WHAT THE TASK REQUIRES:
In the data that follows, count every line holding the string "Заруи" and give the count alone.

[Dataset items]
--------------------
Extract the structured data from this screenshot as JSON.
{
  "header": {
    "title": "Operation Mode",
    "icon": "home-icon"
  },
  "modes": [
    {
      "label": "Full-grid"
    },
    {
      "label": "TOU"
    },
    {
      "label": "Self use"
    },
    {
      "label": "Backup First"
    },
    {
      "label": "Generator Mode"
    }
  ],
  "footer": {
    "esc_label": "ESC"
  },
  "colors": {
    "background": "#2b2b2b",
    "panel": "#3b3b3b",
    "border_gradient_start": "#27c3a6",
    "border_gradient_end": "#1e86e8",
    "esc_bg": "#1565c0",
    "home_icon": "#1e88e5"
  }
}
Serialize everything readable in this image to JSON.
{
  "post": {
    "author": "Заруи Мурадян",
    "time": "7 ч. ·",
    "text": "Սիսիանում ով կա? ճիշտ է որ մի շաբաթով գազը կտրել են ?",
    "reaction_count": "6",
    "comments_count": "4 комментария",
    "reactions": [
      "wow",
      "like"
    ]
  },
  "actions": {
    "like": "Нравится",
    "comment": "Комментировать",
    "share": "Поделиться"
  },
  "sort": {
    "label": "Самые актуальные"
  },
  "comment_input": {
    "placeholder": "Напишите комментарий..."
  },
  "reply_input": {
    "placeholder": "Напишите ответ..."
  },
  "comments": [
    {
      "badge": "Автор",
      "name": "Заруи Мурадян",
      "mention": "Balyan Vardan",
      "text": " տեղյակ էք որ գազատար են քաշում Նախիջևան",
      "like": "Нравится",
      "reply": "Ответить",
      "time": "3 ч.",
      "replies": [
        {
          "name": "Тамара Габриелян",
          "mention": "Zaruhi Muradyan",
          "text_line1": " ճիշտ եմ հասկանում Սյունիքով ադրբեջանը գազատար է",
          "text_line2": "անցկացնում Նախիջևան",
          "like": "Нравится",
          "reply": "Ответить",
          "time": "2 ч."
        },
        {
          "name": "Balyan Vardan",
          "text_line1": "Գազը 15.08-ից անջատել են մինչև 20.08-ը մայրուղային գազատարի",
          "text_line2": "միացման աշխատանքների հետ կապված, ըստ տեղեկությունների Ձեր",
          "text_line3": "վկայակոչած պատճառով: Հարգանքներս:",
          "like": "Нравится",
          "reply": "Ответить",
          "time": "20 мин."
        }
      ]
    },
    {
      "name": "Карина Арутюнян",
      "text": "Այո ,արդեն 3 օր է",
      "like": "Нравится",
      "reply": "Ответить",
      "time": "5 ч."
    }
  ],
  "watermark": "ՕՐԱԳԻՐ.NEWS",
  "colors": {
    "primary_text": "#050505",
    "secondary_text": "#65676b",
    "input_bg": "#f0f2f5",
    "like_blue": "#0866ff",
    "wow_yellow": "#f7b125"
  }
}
--------------------
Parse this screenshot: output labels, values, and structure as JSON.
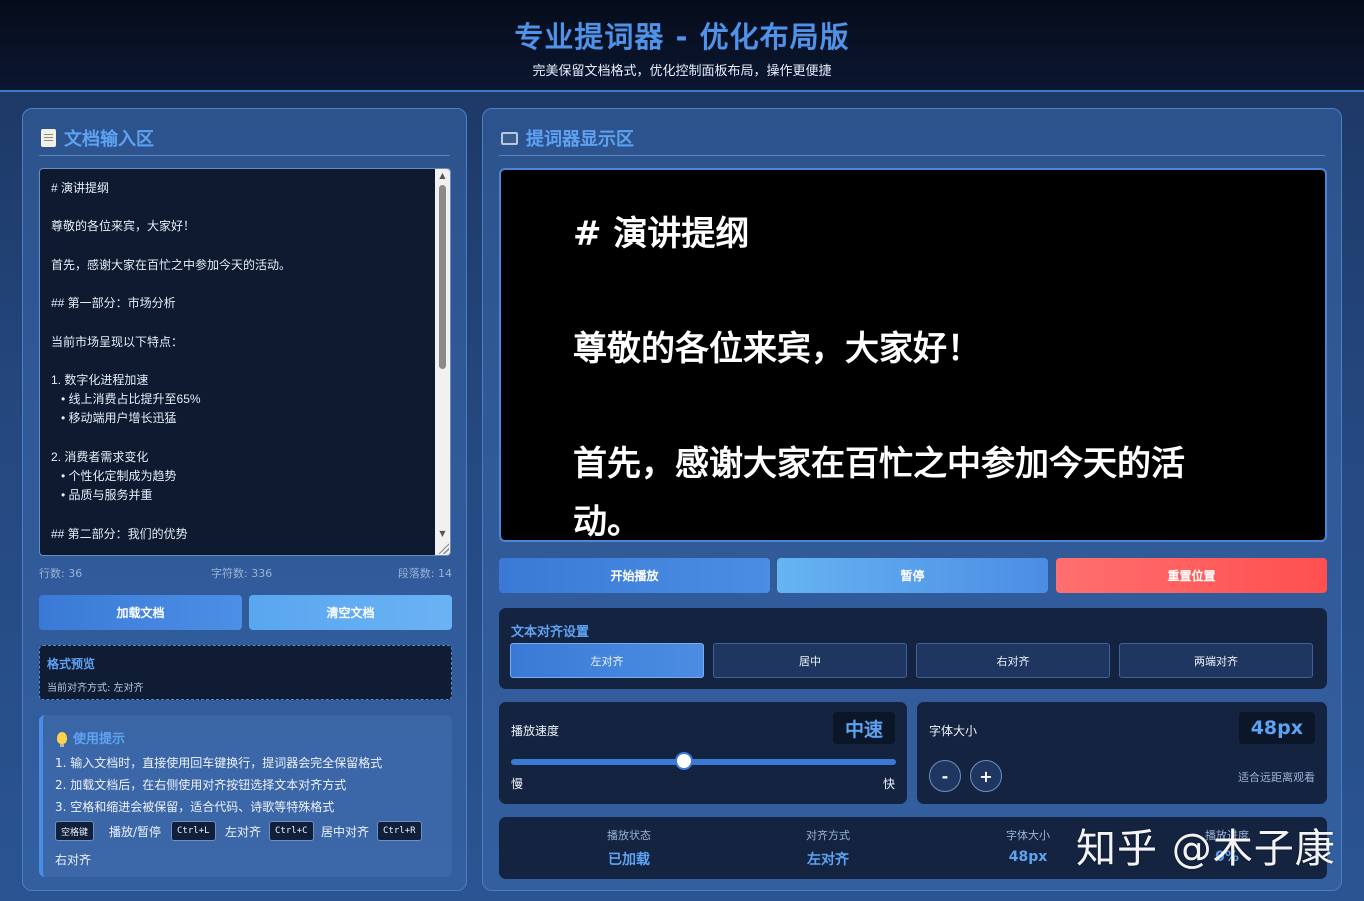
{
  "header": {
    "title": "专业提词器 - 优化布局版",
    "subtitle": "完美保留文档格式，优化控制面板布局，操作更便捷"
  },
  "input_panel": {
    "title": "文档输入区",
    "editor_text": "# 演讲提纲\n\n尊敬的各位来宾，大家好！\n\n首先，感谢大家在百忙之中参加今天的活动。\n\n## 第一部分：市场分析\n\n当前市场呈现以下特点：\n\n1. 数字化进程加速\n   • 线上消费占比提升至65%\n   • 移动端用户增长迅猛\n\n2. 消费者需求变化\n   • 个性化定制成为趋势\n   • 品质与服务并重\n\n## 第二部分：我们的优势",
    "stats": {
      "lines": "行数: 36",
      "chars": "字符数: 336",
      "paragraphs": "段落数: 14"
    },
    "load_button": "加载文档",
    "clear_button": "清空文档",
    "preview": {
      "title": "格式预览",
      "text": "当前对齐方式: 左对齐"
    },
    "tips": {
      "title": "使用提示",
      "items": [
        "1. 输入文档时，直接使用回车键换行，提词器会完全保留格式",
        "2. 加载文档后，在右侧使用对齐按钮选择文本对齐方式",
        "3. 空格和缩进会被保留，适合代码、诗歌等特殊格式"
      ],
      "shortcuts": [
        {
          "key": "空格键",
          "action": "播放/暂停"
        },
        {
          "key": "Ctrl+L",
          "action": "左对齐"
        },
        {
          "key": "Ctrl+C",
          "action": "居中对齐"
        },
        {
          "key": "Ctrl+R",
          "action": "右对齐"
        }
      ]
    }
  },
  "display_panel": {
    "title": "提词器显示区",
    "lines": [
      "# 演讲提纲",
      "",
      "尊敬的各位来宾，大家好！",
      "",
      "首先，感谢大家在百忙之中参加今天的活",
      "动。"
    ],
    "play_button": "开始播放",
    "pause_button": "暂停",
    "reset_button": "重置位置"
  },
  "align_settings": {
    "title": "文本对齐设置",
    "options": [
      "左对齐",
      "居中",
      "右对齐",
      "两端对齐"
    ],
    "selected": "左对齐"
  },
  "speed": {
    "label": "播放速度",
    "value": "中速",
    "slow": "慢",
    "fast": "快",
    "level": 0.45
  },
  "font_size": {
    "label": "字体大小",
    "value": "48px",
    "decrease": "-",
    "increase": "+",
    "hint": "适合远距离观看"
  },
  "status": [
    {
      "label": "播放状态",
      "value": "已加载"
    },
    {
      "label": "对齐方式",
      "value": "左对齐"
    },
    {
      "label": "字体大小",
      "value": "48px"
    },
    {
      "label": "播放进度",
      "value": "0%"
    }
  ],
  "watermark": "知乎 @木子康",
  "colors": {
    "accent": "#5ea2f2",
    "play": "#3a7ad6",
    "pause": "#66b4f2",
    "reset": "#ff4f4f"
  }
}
--------------------
TASK RESPONSE:
2